#### What is required:
Repeat every record exactly, but keep images out of the copy.

Figure record listings:
—————

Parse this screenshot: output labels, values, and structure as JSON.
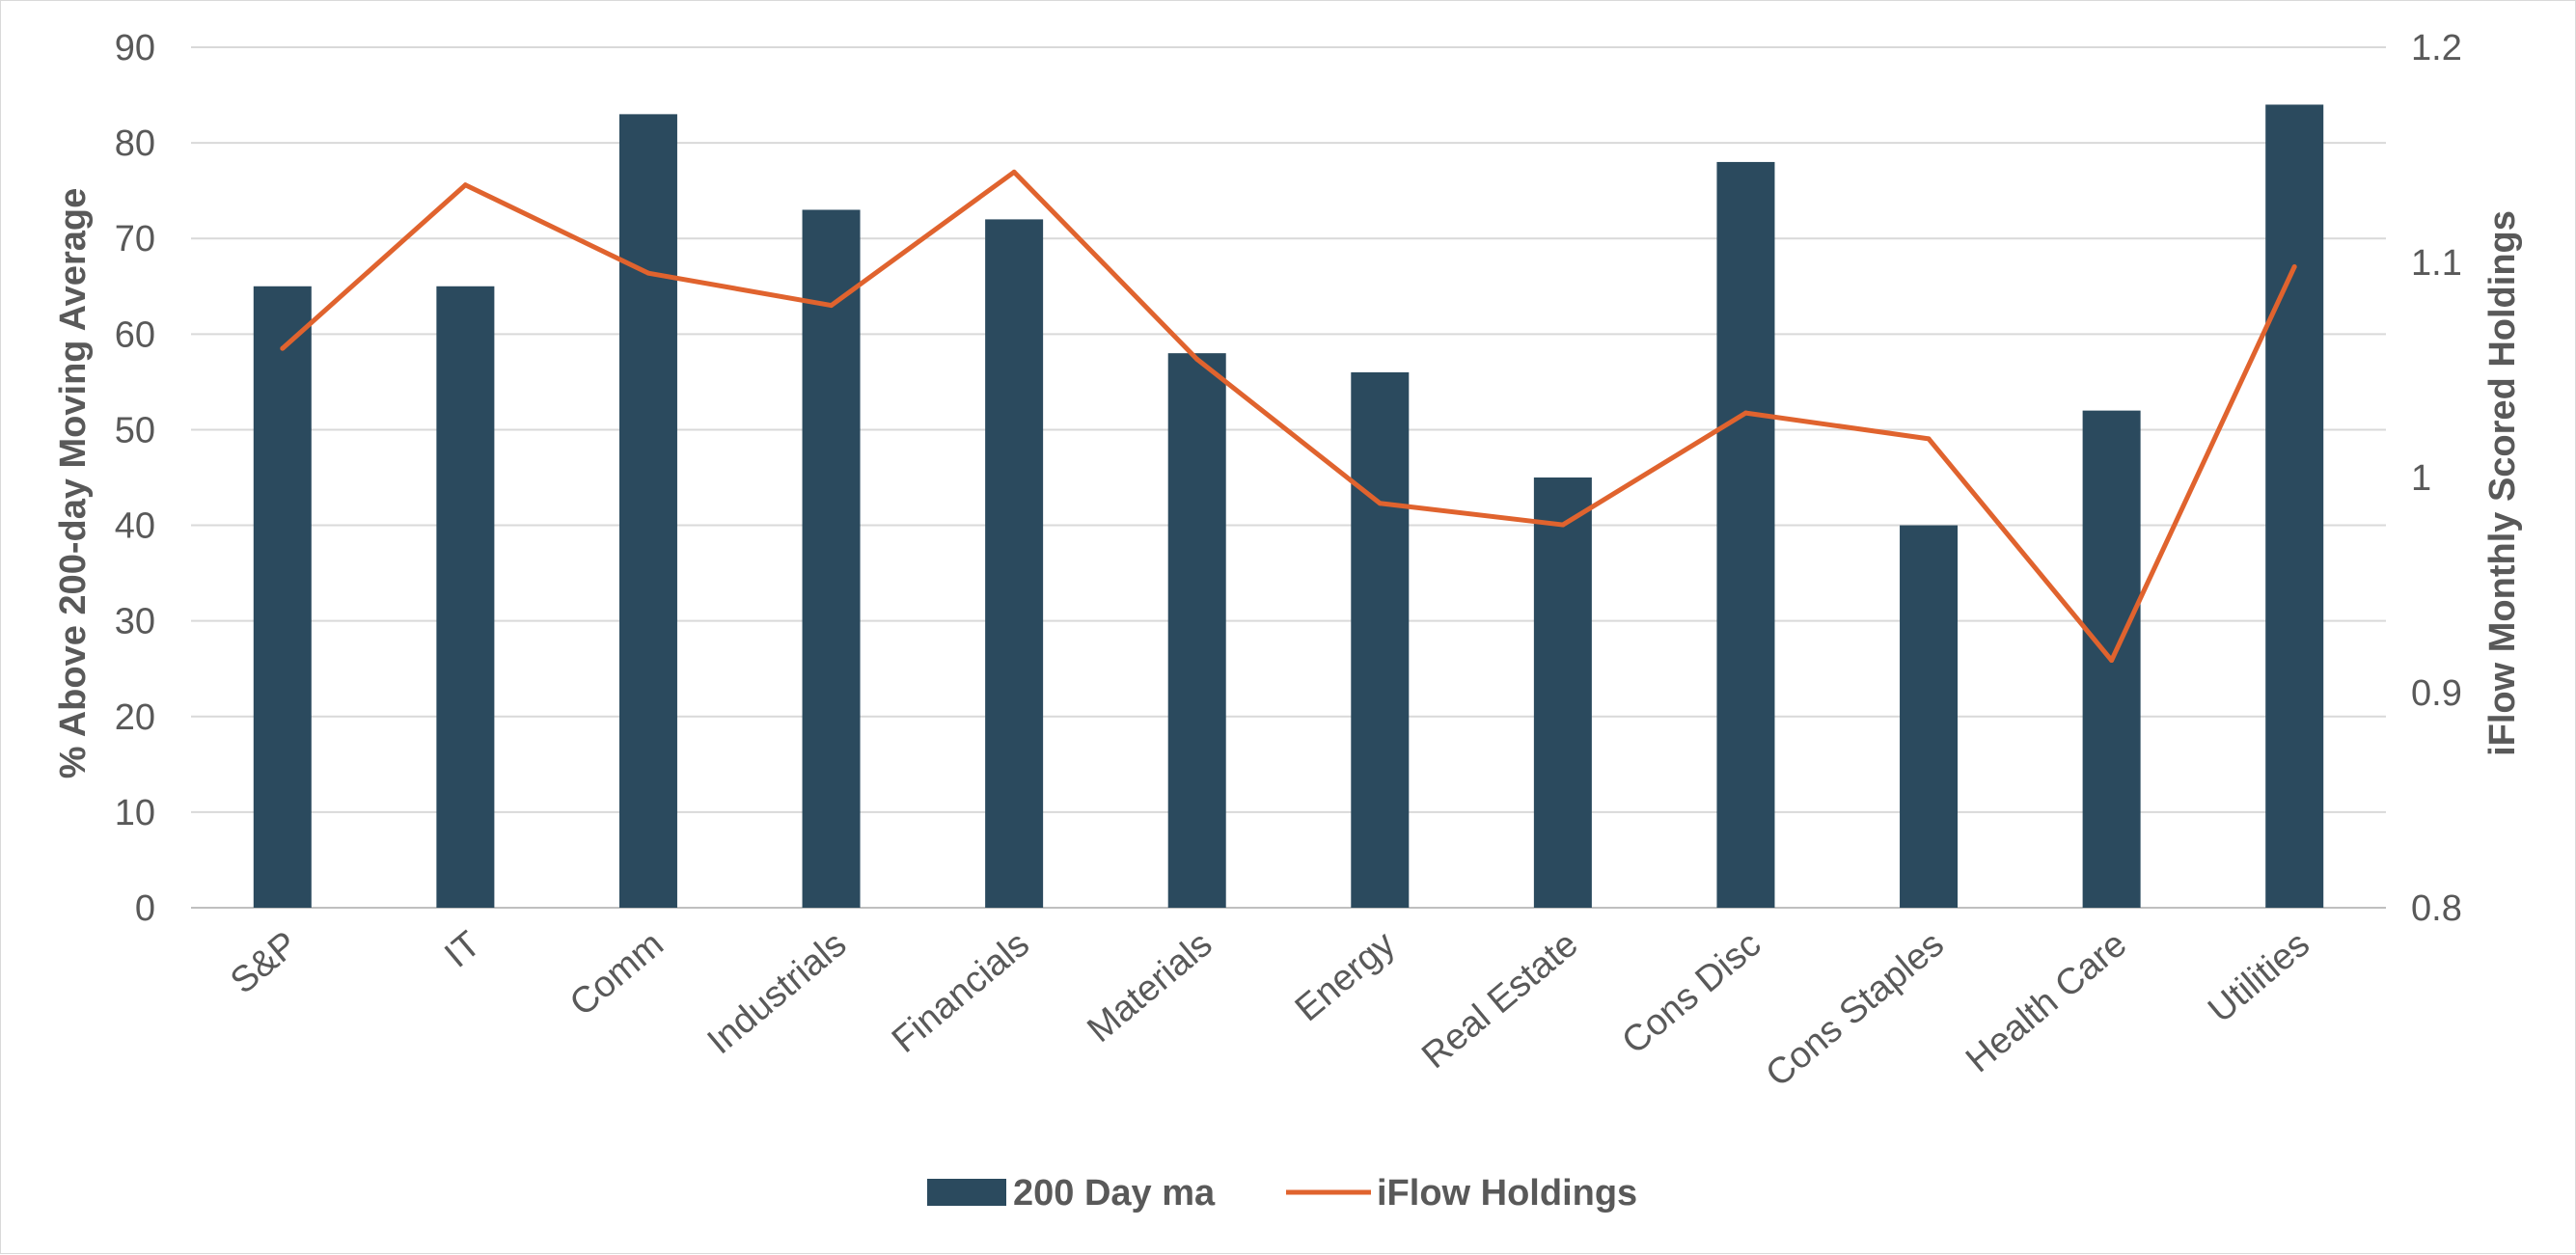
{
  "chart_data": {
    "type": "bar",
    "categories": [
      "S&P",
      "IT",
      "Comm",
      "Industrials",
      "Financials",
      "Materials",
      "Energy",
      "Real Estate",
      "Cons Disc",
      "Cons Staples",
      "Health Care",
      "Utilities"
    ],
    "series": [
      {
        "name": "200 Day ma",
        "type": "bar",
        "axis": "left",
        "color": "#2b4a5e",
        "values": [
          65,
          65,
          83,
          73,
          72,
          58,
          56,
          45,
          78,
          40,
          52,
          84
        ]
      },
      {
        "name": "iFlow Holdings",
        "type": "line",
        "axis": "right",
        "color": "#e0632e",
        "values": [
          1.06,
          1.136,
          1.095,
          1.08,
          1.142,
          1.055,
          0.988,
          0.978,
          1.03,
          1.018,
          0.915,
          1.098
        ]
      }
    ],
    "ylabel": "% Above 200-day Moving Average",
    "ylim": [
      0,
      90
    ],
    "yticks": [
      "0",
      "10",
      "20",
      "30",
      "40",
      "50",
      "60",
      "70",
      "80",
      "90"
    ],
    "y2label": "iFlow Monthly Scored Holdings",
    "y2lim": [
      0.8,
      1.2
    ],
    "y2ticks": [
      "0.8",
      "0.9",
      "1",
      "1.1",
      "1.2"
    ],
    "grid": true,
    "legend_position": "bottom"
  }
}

—————

#### Exercise result:
Parse this screenshot: output labels, values, and structure as JSON.
{
  "chart_data": {
    "type": "bar",
    "categories": [
      "S&P",
      "IT",
      "Comm",
      "Industrials",
      "Financials",
      "Materials",
      "Energy",
      "Real Estate",
      "Cons Disc",
      "Cons Staples",
      "Health Care",
      "Utilities"
    ],
    "series": [
      {
        "name": "200 Day ma",
        "type": "bar",
        "axis": "left",
        "color": "#2b4a5e",
        "values": [
          65,
          65,
          83,
          73,
          72,
          58,
          56,
          45,
          78,
          40,
          52,
          84
        ]
      },
      {
        "name": "iFlow Holdings",
        "type": "line",
        "axis": "right",
        "color": "#e0632e",
        "values": [
          1.06,
          1.136,
          1.095,
          1.08,
          1.142,
          1.055,
          0.988,
          0.978,
          1.03,
          1.018,
          0.915,
          1.098
        ]
      }
    ],
    "ylabel": "% Above 200-day Moving Average",
    "ylim": [
      0,
      90
    ],
    "yticks": [
      "0",
      "10",
      "20",
      "30",
      "40",
      "50",
      "60",
      "70",
      "80",
      "90"
    ],
    "y2label": "iFlow Monthly Scored Holdings",
    "y2lim": [
      0.8,
      1.2
    ],
    "y2ticks": [
      "0.8",
      "0.9",
      "1",
      "1.1",
      "1.2"
    ],
    "grid": true,
    "legend_position": "bottom"
  }
}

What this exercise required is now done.